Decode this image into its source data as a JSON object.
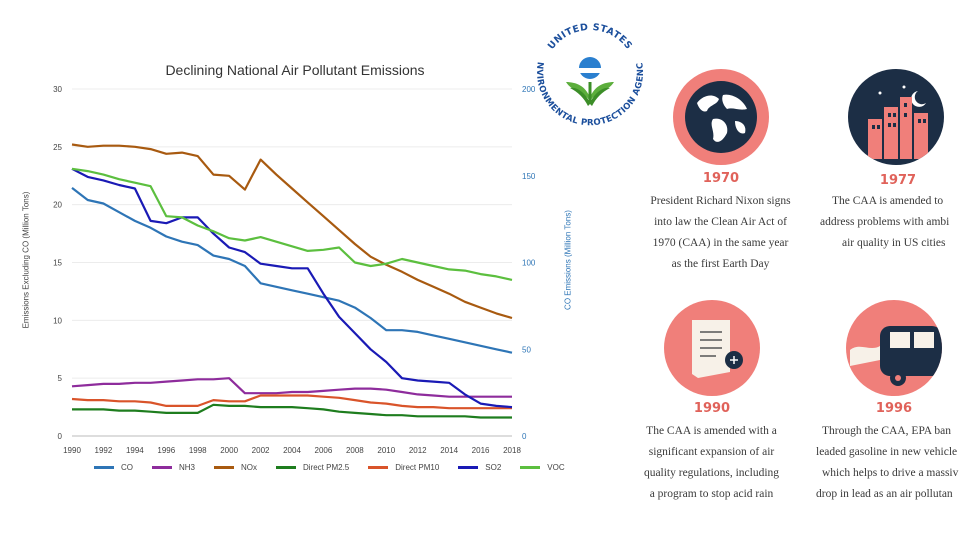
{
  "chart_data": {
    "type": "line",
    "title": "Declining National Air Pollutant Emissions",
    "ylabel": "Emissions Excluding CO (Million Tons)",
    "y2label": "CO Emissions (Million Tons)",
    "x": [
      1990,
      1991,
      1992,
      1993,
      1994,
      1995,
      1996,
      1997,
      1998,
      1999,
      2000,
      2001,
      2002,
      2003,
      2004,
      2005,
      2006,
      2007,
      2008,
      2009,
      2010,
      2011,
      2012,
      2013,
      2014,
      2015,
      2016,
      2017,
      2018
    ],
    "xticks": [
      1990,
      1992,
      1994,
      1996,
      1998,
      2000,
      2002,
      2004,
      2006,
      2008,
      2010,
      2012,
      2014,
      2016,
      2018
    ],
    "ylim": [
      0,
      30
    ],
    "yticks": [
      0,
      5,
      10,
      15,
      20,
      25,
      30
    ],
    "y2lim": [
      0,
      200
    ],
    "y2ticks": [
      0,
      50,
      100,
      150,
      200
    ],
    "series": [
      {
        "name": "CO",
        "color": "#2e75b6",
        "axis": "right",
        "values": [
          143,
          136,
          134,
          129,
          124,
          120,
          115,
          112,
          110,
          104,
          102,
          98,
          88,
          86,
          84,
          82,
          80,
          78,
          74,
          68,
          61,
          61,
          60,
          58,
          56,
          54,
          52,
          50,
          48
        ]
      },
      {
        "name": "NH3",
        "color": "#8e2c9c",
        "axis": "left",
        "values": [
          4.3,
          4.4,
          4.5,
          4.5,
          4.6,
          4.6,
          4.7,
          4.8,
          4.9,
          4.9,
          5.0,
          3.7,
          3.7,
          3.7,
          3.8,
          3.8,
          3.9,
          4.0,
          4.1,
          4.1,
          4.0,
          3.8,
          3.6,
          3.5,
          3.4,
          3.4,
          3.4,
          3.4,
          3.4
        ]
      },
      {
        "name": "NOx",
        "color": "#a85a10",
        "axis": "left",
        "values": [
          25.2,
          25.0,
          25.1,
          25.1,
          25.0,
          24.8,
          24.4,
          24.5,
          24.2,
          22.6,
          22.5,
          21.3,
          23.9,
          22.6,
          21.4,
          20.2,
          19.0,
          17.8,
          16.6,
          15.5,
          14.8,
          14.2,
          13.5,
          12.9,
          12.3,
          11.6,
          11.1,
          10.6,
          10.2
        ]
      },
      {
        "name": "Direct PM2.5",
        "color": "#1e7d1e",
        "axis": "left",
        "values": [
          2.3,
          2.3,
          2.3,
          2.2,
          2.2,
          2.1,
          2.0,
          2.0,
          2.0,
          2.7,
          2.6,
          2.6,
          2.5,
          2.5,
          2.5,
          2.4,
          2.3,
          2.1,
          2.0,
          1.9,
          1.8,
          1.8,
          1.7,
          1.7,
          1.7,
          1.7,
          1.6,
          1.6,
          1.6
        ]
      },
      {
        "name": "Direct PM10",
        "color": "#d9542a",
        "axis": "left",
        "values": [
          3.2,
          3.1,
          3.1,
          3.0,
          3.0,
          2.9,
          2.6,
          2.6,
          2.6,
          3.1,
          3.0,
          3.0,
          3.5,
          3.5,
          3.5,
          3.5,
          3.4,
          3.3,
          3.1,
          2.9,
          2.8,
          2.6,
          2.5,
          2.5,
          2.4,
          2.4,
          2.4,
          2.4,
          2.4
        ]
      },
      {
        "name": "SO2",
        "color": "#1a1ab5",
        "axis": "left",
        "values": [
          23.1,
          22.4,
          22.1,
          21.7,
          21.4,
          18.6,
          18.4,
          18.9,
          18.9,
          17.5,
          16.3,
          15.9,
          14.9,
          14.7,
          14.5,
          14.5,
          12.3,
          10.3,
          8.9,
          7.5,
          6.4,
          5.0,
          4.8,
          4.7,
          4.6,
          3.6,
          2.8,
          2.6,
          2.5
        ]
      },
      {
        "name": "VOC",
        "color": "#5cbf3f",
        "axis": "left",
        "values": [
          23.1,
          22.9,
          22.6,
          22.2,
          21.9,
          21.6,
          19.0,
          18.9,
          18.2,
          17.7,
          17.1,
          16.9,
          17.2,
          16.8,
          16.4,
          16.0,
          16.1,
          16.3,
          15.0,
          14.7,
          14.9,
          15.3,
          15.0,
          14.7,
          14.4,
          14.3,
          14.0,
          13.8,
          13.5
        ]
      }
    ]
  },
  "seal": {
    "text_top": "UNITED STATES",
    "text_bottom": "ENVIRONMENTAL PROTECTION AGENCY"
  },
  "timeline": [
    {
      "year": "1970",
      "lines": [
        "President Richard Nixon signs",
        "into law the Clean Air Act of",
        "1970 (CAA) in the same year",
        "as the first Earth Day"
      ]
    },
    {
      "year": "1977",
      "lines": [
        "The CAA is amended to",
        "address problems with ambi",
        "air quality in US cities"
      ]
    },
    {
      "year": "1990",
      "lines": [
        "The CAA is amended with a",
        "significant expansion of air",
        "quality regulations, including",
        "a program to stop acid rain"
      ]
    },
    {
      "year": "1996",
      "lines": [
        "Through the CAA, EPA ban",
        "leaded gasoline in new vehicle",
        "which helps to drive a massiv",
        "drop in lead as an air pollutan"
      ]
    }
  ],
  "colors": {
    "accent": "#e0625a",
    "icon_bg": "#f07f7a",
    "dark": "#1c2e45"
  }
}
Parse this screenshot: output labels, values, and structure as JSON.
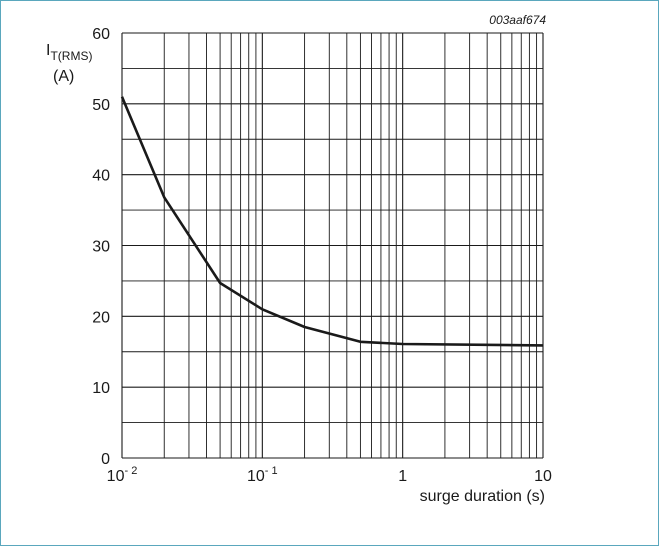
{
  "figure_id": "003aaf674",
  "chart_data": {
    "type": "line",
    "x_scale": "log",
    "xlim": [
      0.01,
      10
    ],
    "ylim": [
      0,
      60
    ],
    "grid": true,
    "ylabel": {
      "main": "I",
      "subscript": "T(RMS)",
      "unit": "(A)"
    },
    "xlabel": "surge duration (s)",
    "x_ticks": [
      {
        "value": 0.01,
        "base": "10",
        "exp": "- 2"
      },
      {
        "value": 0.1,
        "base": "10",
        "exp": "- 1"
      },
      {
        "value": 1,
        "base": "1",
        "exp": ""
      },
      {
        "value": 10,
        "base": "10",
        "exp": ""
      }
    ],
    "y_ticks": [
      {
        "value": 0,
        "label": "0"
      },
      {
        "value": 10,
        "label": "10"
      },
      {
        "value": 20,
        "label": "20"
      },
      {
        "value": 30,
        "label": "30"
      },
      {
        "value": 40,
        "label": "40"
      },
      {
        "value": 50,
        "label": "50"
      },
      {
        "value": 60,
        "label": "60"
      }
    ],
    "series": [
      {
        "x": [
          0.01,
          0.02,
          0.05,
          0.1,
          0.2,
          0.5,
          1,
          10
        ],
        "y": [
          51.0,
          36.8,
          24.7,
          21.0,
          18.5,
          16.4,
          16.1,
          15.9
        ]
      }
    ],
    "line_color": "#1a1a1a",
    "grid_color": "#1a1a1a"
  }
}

*****

» EXERCISE INSTRUCTIONS: Retype each entry precisely. Skip images entirely.

» FINISHED EXERCISE:
Decode this image into its source data as a JSON object.
{
  "chart_data": {
    "type": "line",
    "title": "Declining National Air Pollutant Emissions",
    "ylabel": "Emissions Excluding CO (Million Tons)",
    "y2label": "CO Emissions (Million Tons)",
    "x": [
      1990,
      1991,
      1992,
      1993,
      1994,
      1995,
      1996,
      1997,
      1998,
      1999,
      2000,
      2001,
      2002,
      2003,
      2004,
      2005,
      2006,
      2007,
      2008,
      2009,
      2010,
      2011,
      2012,
      2013,
      2014,
      2015,
      2016,
      2017,
      2018
    ],
    "xticks": [
      1990,
      1992,
      1994,
      1996,
      1998,
      2000,
      2002,
      2004,
      2006,
      2008,
      2010,
      2012,
      2014,
      2016,
      2018
    ],
    "ylim": [
      0,
      30
    ],
    "yticks": [
      0,
      5,
      10,
      15,
      20,
      25,
      30
    ],
    "y2lim": [
      0,
      200
    ],
    "y2ticks": [
      0,
      50,
      100,
      150,
      200
    ],
    "series": [
      {
        "name": "CO",
        "color": "#2e75b6",
        "axis": "right",
        "values": [
          143,
          136,
          134,
          129,
          124,
          120,
          115,
          112,
          110,
          104,
          102,
          98,
          88,
          86,
          84,
          82,
          80,
          78,
          74,
          68,
          61,
          61,
          60,
          58,
          56,
          54,
          52,
          50,
          48
        ]
      },
      {
        "name": "NH3",
        "color": "#8e2c9c",
        "axis": "left",
        "values": [
          4.3,
          4.4,
          4.5,
          4.5,
          4.6,
          4.6,
          4.7,
          4.8,
          4.9,
          4.9,
          5.0,
          3.7,
          3.7,
          3.7,
          3.8,
          3.8,
          3.9,
          4.0,
          4.1,
          4.1,
          4.0,
          3.8,
          3.6,
          3.5,
          3.4,
          3.4,
          3.4,
          3.4,
          3.4
        ]
      },
      {
        "name": "NOx",
        "color": "#a85a10",
        "axis": "left",
        "values": [
          25.2,
          25.0,
          25.1,
          25.1,
          25.0,
          24.8,
          24.4,
          24.5,
          24.2,
          22.6,
          22.5,
          21.3,
          23.9,
          22.6,
          21.4,
          20.2,
          19.0,
          17.8,
          16.6,
          15.5,
          14.8,
          14.2,
          13.5,
          12.9,
          12.3,
          11.6,
          11.1,
          10.6,
          10.2
        ]
      },
      {
        "name": "Direct PM2.5",
        "color": "#1e7d1e",
        "axis": "left",
        "values": [
          2.3,
          2.3,
          2.3,
          2.2,
          2.2,
          2.1,
          2.0,
          2.0,
          2.0,
          2.7,
          2.6,
          2.6,
          2.5,
          2.5,
          2.5,
          2.4,
          2.3,
          2.1,
          2.0,
          1.9,
          1.8,
          1.8,
          1.7,
          1.7,
          1.7,
          1.7,
          1.6,
          1.6,
          1.6
        ]
      },
      {
        "name": "Direct PM10",
        "color": "#d9542a",
        "axis": "left",
        "values": [
          3.2,
          3.1,
          3.1,
          3.0,
          3.0,
          2.9,
          2.6,
          2.6,
          2.6,
          3.1,
          3.0,
          3.0,
          3.5,
          3.5,
          3.5,
          3.5,
          3.4,
          3.3,
          3.1,
          2.9,
          2.8,
          2.6,
          2.5,
          2.5,
          2.4,
          2.4,
          2.4,
          2.4,
          2.4
        ]
      },
      {
        "name": "SO2",
        "color": "#1a1ab5",
        "axis": "left",
        "values": [
          23.1,
          22.4,
          22.1,
          21.7,
          21.4,
          18.6,
          18.4,
          18.9,
          18.9,
          17.5,
          16.3,
          15.9,
          14.9,
          14.7,
          14.5,
          14.5,
          12.3,
          10.3,
          8.9,
          7.5,
          6.4,
          5.0,
          4.8,
          4.7,
          4.6,
          3.6,
          2.8,
          2.6,
          2.5
        ]
      },
      {
        "name": "VOC",
        "color": "#5cbf3f",
        "axis": "left",
        "values": [
          23.1,
          22.9,
          22.6,
          22.2,
          21.9,
          21.6,
          19.0,
          18.9,
          18.2,
          17.7,
          17.1,
          16.9,
          17.2,
          16.8,
          16.4,
          16.0,
          16.1,
          16.3,
          15.0,
          14.7,
          14.9,
          15.3,
          15.0,
          14.7,
          14.4,
          14.3,
          14.0,
          13.8,
          13.5
        ]
      }
    ]
  },
  "seal": {
    "text_top": "UNITED STATES",
    "text_bottom": "ENVIRONMENTAL PROTECTION AGENCY"
  },
  "timeline": [
    {
      "year": "1970",
      "lines": [
        "President Richard Nixon signs",
        "into law the Clean Air Act of",
        "1970 (CAA) in the same year",
        "as the first Earth Day"
      ]
    },
    {
      "year": "1977",
      "lines": [
        "The CAA is amended to",
        "address problems with ambi",
        "air quality in US cities"
      ]
    },
    {
      "year": "1990",
      "lines": [
        "The CAA is amended with a",
        "significant expansion of air",
        "quality regulations, including",
        "a program to stop acid rain"
      ]
    },
    {
      "year": "1996",
      "lines": [
        "Through the CAA, EPA ban",
        "leaded gasoline in new vehicle",
        "which helps to drive a massiv",
        "drop in lead as an air pollutan"
      ]
    }
  ],
  "colors": {
    "accent": "#e0625a",
    "icon_bg": "#f07f7a",
    "dark": "#1c2e45"
  }
}
Parse this screenshot: output labels, values, and structure as JSON.
{
  "figure_id": "003aaf674",
  "chart_data": {
    "type": "line",
    "x_scale": "log",
    "xlim": [
      0.01,
      10
    ],
    "ylim": [
      0,
      60
    ],
    "grid": true,
    "ylabel": {
      "main": "I",
      "subscript": "T(RMS)",
      "unit": "(A)"
    },
    "xlabel": "surge duration (s)",
    "x_ticks": [
      {
        "value": 0.01,
        "base": "10",
        "exp": "- 2"
      },
      {
        "value": 0.1,
        "base": "10",
        "exp": "- 1"
      },
      {
        "value": 1,
        "base": "1",
        "exp": ""
      },
      {
        "value": 10,
        "base": "10",
        "exp": ""
      }
    ],
    "y_ticks": [
      {
        "value": 0,
        "label": "0"
      },
      {
        "value": 10,
        "label": "10"
      },
      {
        "value": 20,
        "label": "20"
      },
      {
        "value": 30,
        "label": "30"
      },
      {
        "value": 40,
        "label": "40"
      },
      {
        "value": 50,
        "label": "50"
      },
      {
        "value": 60,
        "label": "60"
      }
    ],
    "series": [
      {
        "x": [
          0.01,
          0.02,
          0.05,
          0.1,
          0.2,
          0.5,
          1,
          10
        ],
        "y": [
          51.0,
          36.8,
          24.7,
          21.0,
          18.5,
          16.4,
          16.1,
          15.9
        ]
      }
    ],
    "line_color": "#1a1a1a",
    "grid_color": "#1a1a1a"
  }
}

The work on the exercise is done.